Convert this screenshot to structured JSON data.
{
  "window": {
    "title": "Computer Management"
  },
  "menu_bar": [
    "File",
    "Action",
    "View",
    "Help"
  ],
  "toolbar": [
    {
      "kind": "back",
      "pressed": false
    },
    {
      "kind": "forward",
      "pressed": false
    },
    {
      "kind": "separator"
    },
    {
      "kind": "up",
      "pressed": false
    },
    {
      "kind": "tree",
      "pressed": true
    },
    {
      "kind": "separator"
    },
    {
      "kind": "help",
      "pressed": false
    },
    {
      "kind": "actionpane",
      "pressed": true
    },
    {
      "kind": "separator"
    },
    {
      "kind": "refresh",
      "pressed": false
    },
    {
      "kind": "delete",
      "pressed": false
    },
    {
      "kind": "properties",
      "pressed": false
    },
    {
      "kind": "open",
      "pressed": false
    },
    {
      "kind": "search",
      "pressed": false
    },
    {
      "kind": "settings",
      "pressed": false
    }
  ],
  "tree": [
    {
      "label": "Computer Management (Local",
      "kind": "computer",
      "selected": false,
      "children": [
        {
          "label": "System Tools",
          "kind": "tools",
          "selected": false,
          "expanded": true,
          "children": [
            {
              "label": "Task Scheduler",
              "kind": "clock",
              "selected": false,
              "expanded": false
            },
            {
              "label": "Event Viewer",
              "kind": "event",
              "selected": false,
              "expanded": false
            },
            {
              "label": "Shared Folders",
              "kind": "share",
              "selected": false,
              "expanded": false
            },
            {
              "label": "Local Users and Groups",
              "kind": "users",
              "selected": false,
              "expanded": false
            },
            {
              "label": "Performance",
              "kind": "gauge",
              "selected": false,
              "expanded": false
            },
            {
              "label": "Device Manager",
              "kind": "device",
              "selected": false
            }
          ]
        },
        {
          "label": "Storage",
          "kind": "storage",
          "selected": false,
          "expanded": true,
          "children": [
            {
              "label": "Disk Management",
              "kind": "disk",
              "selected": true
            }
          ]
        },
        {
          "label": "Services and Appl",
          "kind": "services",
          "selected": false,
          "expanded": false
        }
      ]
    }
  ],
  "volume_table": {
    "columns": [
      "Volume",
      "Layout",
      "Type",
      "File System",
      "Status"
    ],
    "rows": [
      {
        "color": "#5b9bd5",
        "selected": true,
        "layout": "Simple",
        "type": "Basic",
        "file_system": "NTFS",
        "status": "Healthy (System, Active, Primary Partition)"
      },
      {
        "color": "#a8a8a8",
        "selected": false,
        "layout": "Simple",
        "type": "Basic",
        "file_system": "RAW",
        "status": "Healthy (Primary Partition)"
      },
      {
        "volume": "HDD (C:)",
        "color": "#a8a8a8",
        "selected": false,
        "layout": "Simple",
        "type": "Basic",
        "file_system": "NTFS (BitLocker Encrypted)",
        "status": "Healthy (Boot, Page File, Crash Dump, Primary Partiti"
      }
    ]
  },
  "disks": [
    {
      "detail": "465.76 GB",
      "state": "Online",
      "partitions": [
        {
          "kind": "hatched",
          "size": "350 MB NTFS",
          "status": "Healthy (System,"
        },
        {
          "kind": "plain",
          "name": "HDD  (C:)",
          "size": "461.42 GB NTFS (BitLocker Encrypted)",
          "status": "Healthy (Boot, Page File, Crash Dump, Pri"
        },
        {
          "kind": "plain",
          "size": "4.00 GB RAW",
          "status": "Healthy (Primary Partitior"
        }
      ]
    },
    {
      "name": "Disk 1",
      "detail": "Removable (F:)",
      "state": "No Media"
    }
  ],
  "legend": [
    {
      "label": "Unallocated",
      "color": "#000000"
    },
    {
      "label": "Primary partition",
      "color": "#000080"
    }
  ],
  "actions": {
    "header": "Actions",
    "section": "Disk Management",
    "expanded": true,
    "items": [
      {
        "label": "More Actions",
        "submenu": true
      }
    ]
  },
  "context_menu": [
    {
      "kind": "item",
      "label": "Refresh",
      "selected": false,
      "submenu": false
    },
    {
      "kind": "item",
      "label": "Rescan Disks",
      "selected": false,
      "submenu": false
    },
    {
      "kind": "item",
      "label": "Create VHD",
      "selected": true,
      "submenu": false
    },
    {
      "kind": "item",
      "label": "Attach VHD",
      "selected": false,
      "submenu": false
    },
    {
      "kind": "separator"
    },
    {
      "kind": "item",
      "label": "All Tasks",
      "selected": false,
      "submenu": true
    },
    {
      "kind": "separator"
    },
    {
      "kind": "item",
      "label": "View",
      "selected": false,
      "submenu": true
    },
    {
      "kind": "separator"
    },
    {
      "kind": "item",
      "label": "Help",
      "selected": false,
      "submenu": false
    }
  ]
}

○ ○ ○ ○ ○ ○ ○

**WORK TO DO:** Your task is to output the full set of records exactly as presented.

**FINAL RESULT:**
Convert this screenshot to structured JSON data.
{
  "window": {
    "title": "Computer Management"
  },
  "menu_bar": [
    "File",
    "Action",
    "View",
    "Help"
  ],
  "toolbar": [
    {
      "kind": "back",
      "pressed": false
    },
    {
      "kind": "forward",
      "pressed": false
    },
    {
      "kind": "separator"
    },
    {
      "kind": "up",
      "pressed": false
    },
    {
      "kind": "tree",
      "pressed": true
    },
    {
      "kind": "separator"
    },
    {
      "kind": "help",
      "pressed": false
    },
    {
      "kind": "actionpane",
      "pressed": true
    },
    {
      "kind": "separator"
    },
    {
      "kind": "refresh",
      "pressed": false
    },
    {
      "kind": "delete",
      "pressed": false
    },
    {
      "kind": "properties",
      "pressed": false
    },
    {
      "kind": "open",
      "pressed": false
    },
    {
      "kind": "search",
      "pressed": false
    },
    {
      "kind": "settings",
      "pressed": false
    }
  ],
  "tree": [
    {
      "label": "Computer Management (Local",
      "kind": "computer",
      "selected": false,
      "children": [
        {
          "label": "System Tools",
          "kind": "tools",
          "selected": false,
          "expanded": true,
          "children": [
            {
              "label": "Task Scheduler",
              "kind": "clock",
              "selected": false,
              "expanded": false
            },
            {
              "label": "Event Viewer",
              "kind": "event",
              "selected": false,
              "expanded": false
            },
            {
              "label": "Shared Folders",
              "kind": "share",
              "selected": false,
              "expanded": false
            },
            {
              "label": "Local Users and Groups",
              "kind": "users",
              "selected": false,
              "expanded": false
            },
            {
              "label": "Performance",
              "kind": "gauge",
              "selected": false,
              "expanded": false
            },
            {
              "label": "Device Manager",
              "kind": "device",
              "selected": false
            }
          ]
        },
        {
          "label": "Storage",
          "kind": "storage",
          "selected": false,
          "expanded": true,
          "children": [
            {
              "label": "Disk Management",
              "kind": "disk",
              "selected": true
            }
          ]
        },
        {
          "label": "Services and Appl",
          "kind": "services",
          "selected": false,
          "expanded": false
        }
      ]
    }
  ],
  "volume_table": {
    "columns": [
      "Volume",
      "Layout",
      "Type",
      "File System",
      "Status"
    ],
    "rows": [
      {
        "color": "#5b9bd5",
        "selected": true,
        "layout": "Simple",
        "type": "Basic",
        "file_system": "NTFS",
        "status": "Healthy (System, Active, Primary Partition)"
      },
      {
        "color": "#a8a8a8",
        "selected": false,
        "layout": "Simple",
        "type": "Basic",
        "file_system": "RAW",
        "status": "Healthy (Primary Partition)"
      },
      {
        "volume": "HDD (C:)",
        "color": "#a8a8a8",
        "selected": false,
        "layout": "Simple",
        "type": "Basic",
        "file_system": "NTFS (BitLocker Encrypted)",
        "status": "Healthy (Boot, Page File, Crash Dump, Primary Partiti"
      }
    ]
  },
  "disks": [
    {
      "detail": "465.76 GB",
      "state": "Online",
      "partitions": [
        {
          "kind": "hatched",
          "size": "350 MB NTFS",
          "status": "Healthy (System,"
        },
        {
          "kind": "plain",
          "name": "HDD  (C:)",
          "size": "461.42 GB NTFS (BitLocker Encrypted)",
          "status": "Healthy (Boot, Page File, Crash Dump, Pri"
        },
        {
          "kind": "plain",
          "size": "4.00 GB RAW",
          "status": "Healthy (Primary Partitior"
        }
      ]
    },
    {
      "name": "Disk 1",
      "detail": "Removable (F:)",
      "state": "No Media"
    }
  ],
  "legend": [
    {
      "label": "Unallocated",
      "color": "#000000"
    },
    {
      "label": "Primary partition",
      "color": "#000080"
    }
  ],
  "actions": {
    "header": "Actions",
    "section": "Disk Management",
    "expanded": true,
    "items": [
      {
        "label": "More Actions",
        "submenu": true
      }
    ]
  },
  "context_menu": [
    {
      "kind": "item",
      "label": "Refresh",
      "selected": false,
      "submenu": false
    },
    {
      "kind": "item",
      "label": "Rescan Disks",
      "selected": false,
      "submenu": false
    },
    {
      "kind": "item",
      "label": "Create VHD",
      "selected": true,
      "submenu": false
    },
    {
      "kind": "item",
      "label": "Attach VHD",
      "selected": false,
      "submenu": false
    },
    {
      "kind": "separator"
    },
    {
      "kind": "item",
      "label": "All Tasks",
      "selected": false,
      "submenu": true
    },
    {
      "kind": "separator"
    },
    {
      "kind": "item",
      "label": "View",
      "selected": false,
      "submenu": true
    },
    {
      "kind": "separator"
    },
    {
      "kind": "item",
      "label": "Help",
      "selected": false,
      "submenu": false
    }
  ]
}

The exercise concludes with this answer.